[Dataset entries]
--- begin ---

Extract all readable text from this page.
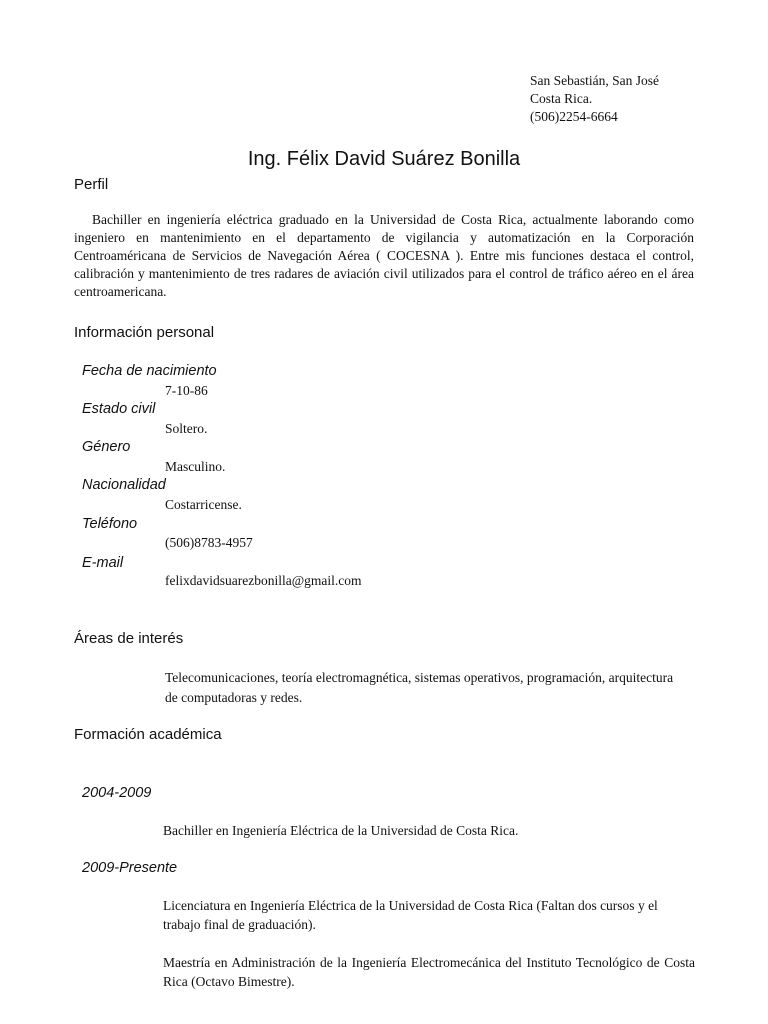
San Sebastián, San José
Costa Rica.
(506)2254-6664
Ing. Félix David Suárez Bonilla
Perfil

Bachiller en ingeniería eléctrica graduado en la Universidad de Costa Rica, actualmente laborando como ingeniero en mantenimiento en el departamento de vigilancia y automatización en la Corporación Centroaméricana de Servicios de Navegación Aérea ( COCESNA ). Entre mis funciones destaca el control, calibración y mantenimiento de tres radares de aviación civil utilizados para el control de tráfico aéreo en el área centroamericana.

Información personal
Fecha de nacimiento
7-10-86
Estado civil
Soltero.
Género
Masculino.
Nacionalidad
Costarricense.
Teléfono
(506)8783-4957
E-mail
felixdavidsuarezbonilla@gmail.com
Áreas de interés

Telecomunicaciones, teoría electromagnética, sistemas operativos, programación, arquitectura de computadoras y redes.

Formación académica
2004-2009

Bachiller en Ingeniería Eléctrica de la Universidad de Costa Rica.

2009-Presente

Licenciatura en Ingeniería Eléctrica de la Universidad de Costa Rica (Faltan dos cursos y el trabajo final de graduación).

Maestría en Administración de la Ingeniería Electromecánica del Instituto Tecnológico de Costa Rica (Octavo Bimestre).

--- end ---
--- begin ---

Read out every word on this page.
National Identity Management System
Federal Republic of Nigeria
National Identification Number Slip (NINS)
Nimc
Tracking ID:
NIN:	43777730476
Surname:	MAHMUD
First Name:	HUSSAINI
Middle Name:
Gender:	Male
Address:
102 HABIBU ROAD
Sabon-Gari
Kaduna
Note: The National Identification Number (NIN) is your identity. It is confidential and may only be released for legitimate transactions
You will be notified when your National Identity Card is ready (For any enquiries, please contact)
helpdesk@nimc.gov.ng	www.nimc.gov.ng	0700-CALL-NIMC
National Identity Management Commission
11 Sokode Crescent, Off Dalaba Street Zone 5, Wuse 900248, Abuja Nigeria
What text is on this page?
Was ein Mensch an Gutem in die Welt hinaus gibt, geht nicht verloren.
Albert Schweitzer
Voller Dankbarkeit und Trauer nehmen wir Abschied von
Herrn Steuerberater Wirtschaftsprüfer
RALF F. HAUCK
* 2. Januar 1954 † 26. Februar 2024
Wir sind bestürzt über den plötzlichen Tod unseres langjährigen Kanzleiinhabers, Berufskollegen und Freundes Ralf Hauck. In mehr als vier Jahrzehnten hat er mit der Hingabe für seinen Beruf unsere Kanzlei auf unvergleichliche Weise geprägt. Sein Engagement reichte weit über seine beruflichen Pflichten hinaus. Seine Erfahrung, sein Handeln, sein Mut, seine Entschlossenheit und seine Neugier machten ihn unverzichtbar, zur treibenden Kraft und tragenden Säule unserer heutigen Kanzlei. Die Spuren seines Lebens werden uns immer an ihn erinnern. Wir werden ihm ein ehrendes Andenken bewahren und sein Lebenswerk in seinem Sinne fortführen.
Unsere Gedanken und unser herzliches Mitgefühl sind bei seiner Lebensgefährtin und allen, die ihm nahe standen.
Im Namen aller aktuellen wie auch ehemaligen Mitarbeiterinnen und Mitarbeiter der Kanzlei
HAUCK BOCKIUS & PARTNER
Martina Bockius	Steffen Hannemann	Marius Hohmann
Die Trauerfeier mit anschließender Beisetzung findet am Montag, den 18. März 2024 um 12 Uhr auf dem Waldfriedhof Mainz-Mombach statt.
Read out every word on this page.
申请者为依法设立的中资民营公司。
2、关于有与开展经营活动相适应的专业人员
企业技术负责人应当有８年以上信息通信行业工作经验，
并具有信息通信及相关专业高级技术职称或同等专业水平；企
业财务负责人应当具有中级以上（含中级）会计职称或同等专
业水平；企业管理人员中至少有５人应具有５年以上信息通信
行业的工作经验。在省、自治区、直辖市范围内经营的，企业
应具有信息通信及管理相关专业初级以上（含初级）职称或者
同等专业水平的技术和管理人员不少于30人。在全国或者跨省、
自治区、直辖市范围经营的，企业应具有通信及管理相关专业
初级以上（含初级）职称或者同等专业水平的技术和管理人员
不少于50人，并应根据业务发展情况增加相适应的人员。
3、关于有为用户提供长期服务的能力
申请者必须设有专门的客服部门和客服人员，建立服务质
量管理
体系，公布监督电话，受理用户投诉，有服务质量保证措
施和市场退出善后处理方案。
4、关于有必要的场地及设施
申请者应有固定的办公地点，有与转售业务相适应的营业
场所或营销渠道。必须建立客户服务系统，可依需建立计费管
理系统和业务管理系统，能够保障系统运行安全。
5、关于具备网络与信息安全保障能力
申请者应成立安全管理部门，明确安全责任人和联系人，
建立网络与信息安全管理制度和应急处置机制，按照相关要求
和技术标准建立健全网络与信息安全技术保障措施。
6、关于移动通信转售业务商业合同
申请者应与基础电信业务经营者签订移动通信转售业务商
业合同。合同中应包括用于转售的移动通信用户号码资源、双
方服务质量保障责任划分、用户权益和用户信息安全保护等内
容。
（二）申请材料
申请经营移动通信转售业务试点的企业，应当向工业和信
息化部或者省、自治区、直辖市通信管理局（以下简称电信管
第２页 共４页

--- end ---

TASK. Go through the listing above and locate each line that holds the word "Bachiller". Copy those lines.

REPLY TO THE EXERCISE.
Bachiller en ingeniería eléctrica graduado en la Universidad de Costa Rica, actualmente laborando como ingeniero en mantenimiento en el departamento de vigilancia y automatización en la Corporación Centroaméricana de Servicios de Navegación Aérea ( COCESNA ). Entre mis funciones destaca el control, calibración y mantenimiento de tres radares de aviación civil utilizados para el control de tráfico aéreo en el área centroamericana.
Bachiller en Ingeniería Eléctrica de la Universidad de Costa Rica.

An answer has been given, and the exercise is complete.